= EXERCISE DATA =
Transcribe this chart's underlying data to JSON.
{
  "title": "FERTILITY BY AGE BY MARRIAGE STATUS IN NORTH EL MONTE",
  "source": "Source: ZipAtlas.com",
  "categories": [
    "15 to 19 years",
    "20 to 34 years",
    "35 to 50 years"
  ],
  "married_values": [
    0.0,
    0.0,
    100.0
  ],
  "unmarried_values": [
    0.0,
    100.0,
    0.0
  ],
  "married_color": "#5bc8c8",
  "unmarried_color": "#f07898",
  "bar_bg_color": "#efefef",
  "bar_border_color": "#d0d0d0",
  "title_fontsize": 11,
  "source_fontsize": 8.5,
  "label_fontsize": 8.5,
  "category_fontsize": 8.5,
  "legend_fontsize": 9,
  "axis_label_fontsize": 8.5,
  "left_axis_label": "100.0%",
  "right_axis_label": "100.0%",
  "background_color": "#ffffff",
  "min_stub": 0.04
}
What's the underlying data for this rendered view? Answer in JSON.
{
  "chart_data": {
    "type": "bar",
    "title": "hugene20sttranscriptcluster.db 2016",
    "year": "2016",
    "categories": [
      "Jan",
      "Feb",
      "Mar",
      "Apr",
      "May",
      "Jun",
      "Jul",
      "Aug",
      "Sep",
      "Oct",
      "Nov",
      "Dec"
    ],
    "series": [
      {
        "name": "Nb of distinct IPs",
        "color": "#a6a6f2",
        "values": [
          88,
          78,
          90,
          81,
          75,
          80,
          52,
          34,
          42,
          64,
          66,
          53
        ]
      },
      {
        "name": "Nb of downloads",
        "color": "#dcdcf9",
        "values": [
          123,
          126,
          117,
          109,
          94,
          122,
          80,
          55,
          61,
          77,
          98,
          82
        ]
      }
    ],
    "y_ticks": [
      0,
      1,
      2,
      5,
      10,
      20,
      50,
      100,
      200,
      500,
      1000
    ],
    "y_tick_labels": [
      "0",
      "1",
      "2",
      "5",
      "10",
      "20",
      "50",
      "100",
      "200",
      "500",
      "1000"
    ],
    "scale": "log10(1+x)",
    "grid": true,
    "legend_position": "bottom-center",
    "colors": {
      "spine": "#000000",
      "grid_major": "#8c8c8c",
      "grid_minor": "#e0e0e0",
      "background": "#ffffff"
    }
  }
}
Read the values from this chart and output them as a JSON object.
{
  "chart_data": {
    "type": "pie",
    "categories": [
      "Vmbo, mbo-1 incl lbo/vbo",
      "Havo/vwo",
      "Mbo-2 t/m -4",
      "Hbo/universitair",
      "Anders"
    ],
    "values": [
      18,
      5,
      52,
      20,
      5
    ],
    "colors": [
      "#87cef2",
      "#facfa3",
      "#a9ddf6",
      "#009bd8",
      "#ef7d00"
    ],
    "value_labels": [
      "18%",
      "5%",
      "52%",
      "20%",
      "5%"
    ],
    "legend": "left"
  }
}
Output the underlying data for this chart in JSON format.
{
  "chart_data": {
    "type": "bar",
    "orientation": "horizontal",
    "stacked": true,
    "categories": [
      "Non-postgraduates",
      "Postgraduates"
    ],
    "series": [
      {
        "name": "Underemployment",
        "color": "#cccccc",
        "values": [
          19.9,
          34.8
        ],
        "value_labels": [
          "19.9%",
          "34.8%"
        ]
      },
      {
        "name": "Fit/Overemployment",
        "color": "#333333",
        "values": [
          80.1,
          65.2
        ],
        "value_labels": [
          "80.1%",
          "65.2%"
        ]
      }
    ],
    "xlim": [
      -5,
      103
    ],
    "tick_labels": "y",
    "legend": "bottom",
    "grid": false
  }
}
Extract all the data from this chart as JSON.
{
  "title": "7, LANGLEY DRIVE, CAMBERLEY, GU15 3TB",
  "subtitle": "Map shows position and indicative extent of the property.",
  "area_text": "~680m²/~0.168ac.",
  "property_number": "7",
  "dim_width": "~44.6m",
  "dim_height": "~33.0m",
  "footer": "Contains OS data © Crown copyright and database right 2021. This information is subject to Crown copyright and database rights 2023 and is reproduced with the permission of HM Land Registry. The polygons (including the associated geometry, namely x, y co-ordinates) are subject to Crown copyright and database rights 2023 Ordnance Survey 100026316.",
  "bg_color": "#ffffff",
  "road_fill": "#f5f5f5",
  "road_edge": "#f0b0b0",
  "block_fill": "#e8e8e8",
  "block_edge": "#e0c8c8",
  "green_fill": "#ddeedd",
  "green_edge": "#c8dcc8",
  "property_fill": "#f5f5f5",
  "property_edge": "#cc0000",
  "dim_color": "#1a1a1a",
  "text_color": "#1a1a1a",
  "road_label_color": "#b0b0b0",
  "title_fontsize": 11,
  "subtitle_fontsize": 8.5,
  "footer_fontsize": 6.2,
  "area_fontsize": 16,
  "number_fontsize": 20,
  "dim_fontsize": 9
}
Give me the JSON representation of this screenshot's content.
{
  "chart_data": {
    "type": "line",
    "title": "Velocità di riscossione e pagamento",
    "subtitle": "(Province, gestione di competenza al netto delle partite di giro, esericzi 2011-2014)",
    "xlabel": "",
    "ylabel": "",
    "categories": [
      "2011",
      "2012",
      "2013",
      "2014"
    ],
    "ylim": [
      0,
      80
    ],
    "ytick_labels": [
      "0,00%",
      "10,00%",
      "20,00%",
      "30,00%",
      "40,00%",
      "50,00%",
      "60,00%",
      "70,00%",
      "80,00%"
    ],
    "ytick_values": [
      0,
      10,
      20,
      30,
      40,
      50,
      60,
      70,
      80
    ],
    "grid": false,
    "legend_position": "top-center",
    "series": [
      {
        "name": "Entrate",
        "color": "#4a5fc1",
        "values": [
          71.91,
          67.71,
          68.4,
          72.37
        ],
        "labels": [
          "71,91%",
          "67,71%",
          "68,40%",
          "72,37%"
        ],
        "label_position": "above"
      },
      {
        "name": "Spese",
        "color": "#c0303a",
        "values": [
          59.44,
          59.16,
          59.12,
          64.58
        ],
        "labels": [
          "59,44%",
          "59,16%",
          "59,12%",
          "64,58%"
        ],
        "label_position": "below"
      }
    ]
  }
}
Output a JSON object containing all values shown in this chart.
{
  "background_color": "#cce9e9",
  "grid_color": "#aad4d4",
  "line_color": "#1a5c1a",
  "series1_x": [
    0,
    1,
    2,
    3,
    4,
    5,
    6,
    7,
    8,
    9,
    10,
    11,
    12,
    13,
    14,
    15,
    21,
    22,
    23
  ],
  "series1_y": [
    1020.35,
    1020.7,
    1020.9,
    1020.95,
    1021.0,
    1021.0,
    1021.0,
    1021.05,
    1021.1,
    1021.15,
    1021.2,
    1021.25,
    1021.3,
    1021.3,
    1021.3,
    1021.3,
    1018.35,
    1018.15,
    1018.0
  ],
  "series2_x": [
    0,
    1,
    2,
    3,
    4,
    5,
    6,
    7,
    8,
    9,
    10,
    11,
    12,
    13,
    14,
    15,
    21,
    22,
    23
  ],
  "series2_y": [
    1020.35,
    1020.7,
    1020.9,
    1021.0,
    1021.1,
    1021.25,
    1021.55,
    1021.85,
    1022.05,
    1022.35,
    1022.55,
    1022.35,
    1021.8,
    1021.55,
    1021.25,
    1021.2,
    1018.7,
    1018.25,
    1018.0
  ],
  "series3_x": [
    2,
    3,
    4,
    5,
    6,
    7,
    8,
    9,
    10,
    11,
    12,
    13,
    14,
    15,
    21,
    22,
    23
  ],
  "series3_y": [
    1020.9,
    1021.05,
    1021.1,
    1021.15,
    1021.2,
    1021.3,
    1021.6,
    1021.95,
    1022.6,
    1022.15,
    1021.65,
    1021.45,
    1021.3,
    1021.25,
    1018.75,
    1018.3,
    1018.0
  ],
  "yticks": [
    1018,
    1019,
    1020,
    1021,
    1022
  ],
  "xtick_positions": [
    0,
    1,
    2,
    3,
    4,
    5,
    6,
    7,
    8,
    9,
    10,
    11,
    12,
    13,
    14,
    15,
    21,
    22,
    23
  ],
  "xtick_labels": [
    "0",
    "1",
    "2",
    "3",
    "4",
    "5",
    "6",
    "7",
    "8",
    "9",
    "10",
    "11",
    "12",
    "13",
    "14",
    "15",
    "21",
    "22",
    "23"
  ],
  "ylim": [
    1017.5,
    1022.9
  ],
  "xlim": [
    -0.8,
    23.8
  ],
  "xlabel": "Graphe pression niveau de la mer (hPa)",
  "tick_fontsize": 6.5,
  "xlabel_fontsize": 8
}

= YOUR INSTRUCTIONS =
Report back each line of the entries that holds the string "JSON".

= TASK ANSWER =
Transcribe this chart's underlying data to JSON.
What's the underlying data for this rendered view? Answer in JSON.
Read the values from this chart and output them as a JSON object.
Output the underlying data for this chart in JSON format.
Extract all the data from this chart as JSON.
Give me the JSON representation of this screenshot's content.
Output a JSON object containing all values shown in this chart.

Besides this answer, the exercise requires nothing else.